* Request: Your task is to extract every entry that follows word for word while excluding the pictures.

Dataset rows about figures
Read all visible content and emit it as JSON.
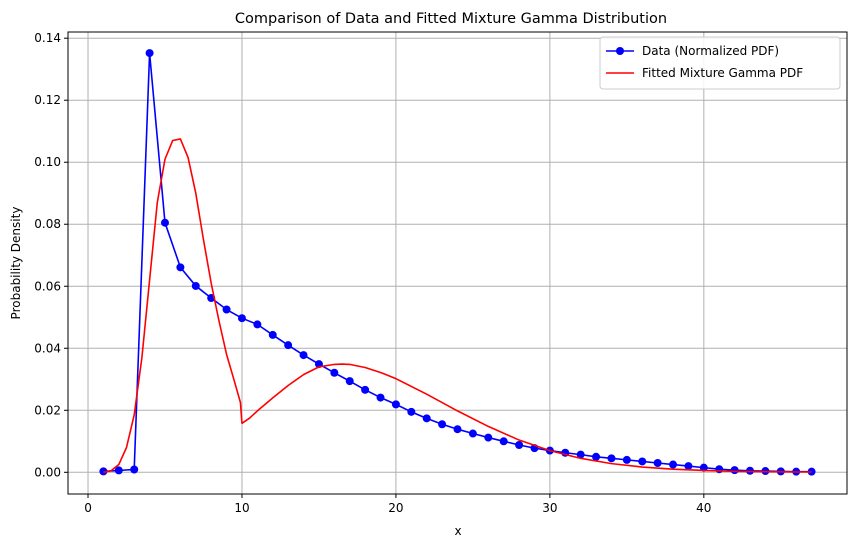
{
  "chart_data": {
    "type": "line",
    "title": "Comparison of Data and Fitted Mixture Gamma Distribution",
    "xlabel": "x",
    "ylabel": "Probability Density",
    "xlim": [
      -1.3,
      49.3
    ],
    "ylim": [
      -0.007,
      0.142
    ],
    "x_ticks": [
      0,
      10,
      20,
      30,
      40
    ],
    "y_ticks": [
      0.0,
      0.02,
      0.04,
      0.06,
      0.08,
      0.1,
      0.12,
      0.14
    ],
    "x_tick_labels": [
      "0",
      "10",
      "20",
      "30",
      "40"
    ],
    "y_tick_labels": [
      "0.00",
      "0.02",
      "0.04",
      "0.06",
      "0.08",
      "0.10",
      "0.12",
      "0.14"
    ],
    "grid": true,
    "legend_position": "top-right",
    "series": [
      {
        "name": "Data (Normalized PDF)",
        "color": "#0000ff",
        "marker": "circle",
        "x": [
          1,
          2,
          3,
          4,
          5,
          6,
          7,
          8,
          9,
          10,
          11,
          12,
          13,
          14,
          15,
          16,
          17,
          18,
          19,
          20,
          21,
          22,
          23,
          24,
          25,
          26,
          27,
          28,
          29,
          30,
          31,
          32,
          33,
          34,
          35,
          36,
          37,
          38,
          39,
          40,
          41,
          42,
          43,
          44,
          45,
          46,
          47
        ],
        "y": [
          0.0003,
          0.0006,
          0.0009,
          0.1352,
          0.0805,
          0.0661,
          0.0601,
          0.0562,
          0.0525,
          0.0497,
          0.0477,
          0.0443,
          0.041,
          0.0378,
          0.0349,
          0.0321,
          0.0294,
          0.0266,
          0.0241,
          0.0219,
          0.0195,
          0.0174,
          0.0155,
          0.0139,
          0.0125,
          0.0112,
          0.01,
          0.0088,
          0.0078,
          0.007,
          0.0063,
          0.0057,
          0.005,
          0.0045,
          0.004,
          0.0035,
          0.003,
          0.0025,
          0.002,
          0.0015,
          0.001,
          0.0007,
          0.0005,
          0.0004,
          0.0003,
          0.0002,
          0.0002
        ]
      },
      {
        "name": "Fitted Mixture Gamma PDF",
        "color": "#ff0000",
        "marker": "none",
        "x": [
          1,
          1.5,
          2,
          2.5,
          3,
          3.5,
          4,
          4.5,
          5,
          5.5,
          6,
          6.5,
          7,
          7.5,
          8,
          8.5,
          9,
          9.5,
          9.9,
          10,
          10.5,
          11,
          12,
          13,
          14,
          15,
          16,
          16.5,
          17,
          18,
          19,
          20,
          22,
          24,
          26,
          28,
          30,
          32,
          34,
          36,
          38,
          40,
          42,
          44,
          46,
          47
        ],
        "y": [
          0.0,
          0.0005,
          0.0025,
          0.008,
          0.0185,
          0.037,
          0.062,
          0.087,
          0.101,
          0.107,
          0.1075,
          0.1015,
          0.09,
          0.075,
          0.061,
          0.049,
          0.038,
          0.0295,
          0.0225,
          0.0158,
          0.0175,
          0.0198,
          0.024,
          0.028,
          0.0315,
          0.034,
          0.0348,
          0.0349,
          0.0348,
          0.0338,
          0.0322,
          0.0302,
          0.0252,
          0.0198,
          0.0148,
          0.0104,
          0.007,
          0.0045,
          0.0028,
          0.0017,
          0.001,
          0.0006,
          0.0003,
          0.0002,
          0.0001,
          0.0001
        ]
      }
    ]
  }
}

* Solution:
Read all visible content and emit it as JSON.
{
  "chart_data": {
    "type": "line",
    "title": "Comparison of Data and Fitted Mixture Gamma Distribution",
    "xlabel": "x",
    "ylabel": "Probability Density",
    "xlim": [
      -1.3,
      49.3
    ],
    "ylim": [
      -0.007,
      0.142
    ],
    "x_ticks": [
      0,
      10,
      20,
      30,
      40
    ],
    "y_ticks": [
      0.0,
      0.02,
      0.04,
      0.06,
      0.08,
      0.1,
      0.12,
      0.14
    ],
    "x_tick_labels": [
      "0",
      "10",
      "20",
      "30",
      "40"
    ],
    "y_tick_labels": [
      "0.00",
      "0.02",
      "0.04",
      "0.06",
      "0.08",
      "0.10",
      "0.12",
      "0.14"
    ],
    "grid": true,
    "legend_position": "top-right",
    "series": [
      {
        "name": "Data (Normalized PDF)",
        "color": "#0000ff",
        "marker": "circle",
        "x": [
          1,
          2,
          3,
          4,
          5,
          6,
          7,
          8,
          9,
          10,
          11,
          12,
          13,
          14,
          15,
          16,
          17,
          18,
          19,
          20,
          21,
          22,
          23,
          24,
          25,
          26,
          27,
          28,
          29,
          30,
          31,
          32,
          33,
          34,
          35,
          36,
          37,
          38,
          39,
          40,
          41,
          42,
          43,
          44,
          45,
          46,
          47
        ],
        "y": [
          0.0003,
          0.0006,
          0.0009,
          0.1352,
          0.0805,
          0.0661,
          0.0601,
          0.0562,
          0.0525,
          0.0497,
          0.0477,
          0.0443,
          0.041,
          0.0378,
          0.0349,
          0.0321,
          0.0294,
          0.0266,
          0.0241,
          0.0219,
          0.0195,
          0.0174,
          0.0155,
          0.0139,
          0.0125,
          0.0112,
          0.01,
          0.0088,
          0.0078,
          0.007,
          0.0063,
          0.0057,
          0.005,
          0.0045,
          0.004,
          0.0035,
          0.003,
          0.0025,
          0.002,
          0.0015,
          0.001,
          0.0007,
          0.0005,
          0.0004,
          0.0003,
          0.0002,
          0.0002
        ]
      },
      {
        "name": "Fitted Mixture Gamma PDF",
        "color": "#ff0000",
        "marker": "none",
        "x": [
          1,
          1.5,
          2,
          2.5,
          3,
          3.5,
          4,
          4.5,
          5,
          5.5,
          6,
          6.5,
          7,
          7.5,
          8,
          8.5,
          9,
          9.5,
          9.9,
          10,
          10.5,
          11,
          12,
          13,
          14,
          15,
          16,
          16.5,
          17,
          18,
          19,
          20,
          22,
          24,
          26,
          28,
          30,
          32,
          34,
          36,
          38,
          40,
          42,
          44,
          46,
          47
        ],
        "y": [
          0.0,
          0.0005,
          0.0025,
          0.008,
          0.0185,
          0.037,
          0.062,
          0.087,
          0.101,
          0.107,
          0.1075,
          0.1015,
          0.09,
          0.075,
          0.061,
          0.049,
          0.038,
          0.0295,
          0.0225,
          0.0158,
          0.0175,
          0.0198,
          0.024,
          0.028,
          0.0315,
          0.034,
          0.0348,
          0.0349,
          0.0348,
          0.0338,
          0.0322,
          0.0302,
          0.0252,
          0.0198,
          0.0148,
          0.0104,
          0.007,
          0.0045,
          0.0028,
          0.0017,
          0.001,
          0.0006,
          0.0003,
          0.0002,
          0.0001,
          0.0001
        ]
      }
    ]
  }
}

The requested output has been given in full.